**Short problem:**
Each record below should appear again exactly as written.

=== Input material ===

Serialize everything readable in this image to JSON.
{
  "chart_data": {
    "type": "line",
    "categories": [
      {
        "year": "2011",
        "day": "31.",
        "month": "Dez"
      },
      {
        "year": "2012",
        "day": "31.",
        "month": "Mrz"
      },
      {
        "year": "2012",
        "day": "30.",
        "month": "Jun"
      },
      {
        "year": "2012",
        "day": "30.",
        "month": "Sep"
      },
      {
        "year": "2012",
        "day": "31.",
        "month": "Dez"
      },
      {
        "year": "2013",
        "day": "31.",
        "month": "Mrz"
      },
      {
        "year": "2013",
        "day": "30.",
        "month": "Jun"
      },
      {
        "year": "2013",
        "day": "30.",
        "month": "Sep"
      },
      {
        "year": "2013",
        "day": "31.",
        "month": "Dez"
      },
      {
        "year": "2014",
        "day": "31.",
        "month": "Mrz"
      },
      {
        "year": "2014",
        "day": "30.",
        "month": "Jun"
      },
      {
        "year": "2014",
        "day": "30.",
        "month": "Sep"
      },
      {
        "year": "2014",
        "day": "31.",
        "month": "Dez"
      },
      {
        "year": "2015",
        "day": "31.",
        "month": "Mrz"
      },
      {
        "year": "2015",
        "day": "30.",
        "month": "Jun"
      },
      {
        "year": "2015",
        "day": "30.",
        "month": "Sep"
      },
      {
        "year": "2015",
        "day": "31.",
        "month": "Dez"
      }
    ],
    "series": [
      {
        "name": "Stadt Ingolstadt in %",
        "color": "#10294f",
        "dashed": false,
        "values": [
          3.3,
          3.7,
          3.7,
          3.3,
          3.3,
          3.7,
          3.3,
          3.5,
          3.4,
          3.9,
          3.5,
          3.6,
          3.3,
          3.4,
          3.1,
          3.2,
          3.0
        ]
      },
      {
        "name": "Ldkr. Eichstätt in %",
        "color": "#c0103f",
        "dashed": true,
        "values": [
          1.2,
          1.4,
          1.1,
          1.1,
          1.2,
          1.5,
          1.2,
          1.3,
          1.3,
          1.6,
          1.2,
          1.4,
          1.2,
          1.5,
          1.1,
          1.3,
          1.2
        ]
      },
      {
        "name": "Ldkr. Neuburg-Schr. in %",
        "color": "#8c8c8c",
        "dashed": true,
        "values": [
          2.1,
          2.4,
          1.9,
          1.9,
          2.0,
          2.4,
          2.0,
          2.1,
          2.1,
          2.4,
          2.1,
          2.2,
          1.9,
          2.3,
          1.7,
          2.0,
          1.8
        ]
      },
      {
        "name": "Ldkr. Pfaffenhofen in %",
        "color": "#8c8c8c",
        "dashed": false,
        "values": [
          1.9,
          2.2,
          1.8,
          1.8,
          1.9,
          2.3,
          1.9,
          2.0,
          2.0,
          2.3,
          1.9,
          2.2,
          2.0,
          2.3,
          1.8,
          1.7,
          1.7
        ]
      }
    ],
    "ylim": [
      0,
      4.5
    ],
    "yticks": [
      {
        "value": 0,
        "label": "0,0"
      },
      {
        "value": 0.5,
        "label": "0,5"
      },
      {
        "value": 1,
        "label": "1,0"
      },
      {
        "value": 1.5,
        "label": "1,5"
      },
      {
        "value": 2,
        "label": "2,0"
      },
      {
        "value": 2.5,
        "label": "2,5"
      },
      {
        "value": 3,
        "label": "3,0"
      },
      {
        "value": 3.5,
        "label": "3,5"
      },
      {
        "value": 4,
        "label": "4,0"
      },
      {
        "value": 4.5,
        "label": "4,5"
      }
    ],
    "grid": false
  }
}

===

**Answer to the exercise:**
Serialize everything readable in this image to JSON.
{
  "chart_data": {
    "type": "line",
    "categories": [
      {
        "year": "2011",
        "day": "31.",
        "month": "Dez"
      },
      {
        "year": "2012",
        "day": "31.",
        "month": "Mrz"
      },
      {
        "year": "2012",
        "day": "30.",
        "month": "Jun"
      },
      {
        "year": "2012",
        "day": "30.",
        "month": "Sep"
      },
      {
        "year": "2012",
        "day": "31.",
        "month": "Dez"
      },
      {
        "year": "2013",
        "day": "31.",
        "month": "Mrz"
      },
      {
        "year": "2013",
        "day": "30.",
        "month": "Jun"
      },
      {
        "year": "2013",
        "day": "30.",
        "month": "Sep"
      },
      {
        "year": "2013",
        "day": "31.",
        "month": "Dez"
      },
      {
        "year": "2014",
        "day": "31.",
        "month": "Mrz"
      },
      {
        "year": "2014",
        "day": "30.",
        "month": "Jun"
      },
      {
        "year": "2014",
        "day": "30.",
        "month": "Sep"
      },
      {
        "year": "2014",
        "day": "31.",
        "month": "Dez"
      },
      {
        "year": "2015",
        "day": "31.",
        "month": "Mrz"
      },
      {
        "year": "2015",
        "day": "30.",
        "month": "Jun"
      },
      {
        "year": "2015",
        "day": "30.",
        "month": "Sep"
      },
      {
        "year": "2015",
        "day": "31.",
        "month": "Dez"
      }
    ],
    "series": [
      {
        "name": "Stadt Ingolstadt in %",
        "color": "#10294f",
        "dashed": false,
        "values": [
          3.3,
          3.7,
          3.7,
          3.3,
          3.3,
          3.7,
          3.3,
          3.5,
          3.4,
          3.9,
          3.5,
          3.6,
          3.3,
          3.4,
          3.1,
          3.2,
          3.0
        ]
      },
      {
        "name": "Ldkr. Eichstätt in %",
        "color": "#c0103f",
        "dashed": true,
        "values": [
          1.2,
          1.4,
          1.1,
          1.1,
          1.2,
          1.5,
          1.2,
          1.3,
          1.3,
          1.6,
          1.2,
          1.4,
          1.2,
          1.5,
          1.1,
          1.3,
          1.2
        ]
      },
      {
        "name": "Ldkr. Neuburg-Schr. in %",
        "color": "#8c8c8c",
        "dashed": true,
        "values": [
          2.1,
          2.4,
          1.9,
          1.9,
          2.0,
          2.4,
          2.0,
          2.1,
          2.1,
          2.4,
          2.1,
          2.2,
          1.9,
          2.3,
          1.7,
          2.0,
          1.8
        ]
      },
      {
        "name": "Ldkr. Pfaffenhofen in %",
        "color": "#8c8c8c",
        "dashed": false,
        "values": [
          1.9,
          2.2,
          1.8,
          1.8,
          1.9,
          2.3,
          1.9,
          2.0,
          2.0,
          2.3,
          1.9,
          2.2,
          2.0,
          2.3,
          1.8,
          1.7,
          1.7
        ]
      }
    ],
    "ylim": [
      0,
      4.5
    ],
    "yticks": [
      {
        "value": 0,
        "label": "0,0"
      },
      {
        "value": 0.5,
        "label": "0,5"
      },
      {
        "value": 1,
        "label": "1,0"
      },
      {
        "value": 1.5,
        "label": "1,5"
      },
      {
        "value": 2,
        "label": "2,0"
      },
      {
        "value": 2.5,
        "label": "2,5"
      },
      {
        "value": 3,
        "label": "3,0"
      },
      {
        "value": 3.5,
        "label": "3,5"
      },
      {
        "value": 4,
        "label": "4,0"
      },
      {
        "value": 4.5,
        "label": "4,5"
      }
    ],
    "grid": false
  }
}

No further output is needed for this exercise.